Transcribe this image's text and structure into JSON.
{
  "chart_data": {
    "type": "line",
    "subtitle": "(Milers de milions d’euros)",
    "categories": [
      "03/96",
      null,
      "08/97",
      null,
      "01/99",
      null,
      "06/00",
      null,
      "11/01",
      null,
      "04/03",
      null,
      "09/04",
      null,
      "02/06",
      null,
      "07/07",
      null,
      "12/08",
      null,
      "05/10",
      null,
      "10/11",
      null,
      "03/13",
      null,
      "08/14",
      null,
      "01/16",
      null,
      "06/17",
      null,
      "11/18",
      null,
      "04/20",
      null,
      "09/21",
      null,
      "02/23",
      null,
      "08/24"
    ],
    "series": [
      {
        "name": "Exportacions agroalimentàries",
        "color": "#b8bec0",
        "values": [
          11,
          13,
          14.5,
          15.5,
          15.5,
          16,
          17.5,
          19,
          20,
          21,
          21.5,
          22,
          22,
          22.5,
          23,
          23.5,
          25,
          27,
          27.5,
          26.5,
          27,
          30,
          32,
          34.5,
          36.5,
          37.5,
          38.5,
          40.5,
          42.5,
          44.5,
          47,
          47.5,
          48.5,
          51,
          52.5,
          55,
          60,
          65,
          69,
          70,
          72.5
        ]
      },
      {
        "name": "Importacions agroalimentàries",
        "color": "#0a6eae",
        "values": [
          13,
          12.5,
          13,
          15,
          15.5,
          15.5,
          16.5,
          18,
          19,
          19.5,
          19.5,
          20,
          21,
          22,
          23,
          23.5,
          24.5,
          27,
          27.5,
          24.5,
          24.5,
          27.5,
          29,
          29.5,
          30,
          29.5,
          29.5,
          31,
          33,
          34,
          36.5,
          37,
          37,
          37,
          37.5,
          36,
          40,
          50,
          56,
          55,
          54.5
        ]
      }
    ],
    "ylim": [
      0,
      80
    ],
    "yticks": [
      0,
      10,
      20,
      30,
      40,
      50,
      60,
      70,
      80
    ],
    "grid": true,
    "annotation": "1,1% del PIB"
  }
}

■ ■ ■ ■ ■

## PROBLEM REQUIREMENTS
Of the lines above, copy each that contains "agroalimentàries".

## COMPLETE ANSWER
        "name": "Exportacions agroalimentàries",
        "name": "Importacions agroalimentàries",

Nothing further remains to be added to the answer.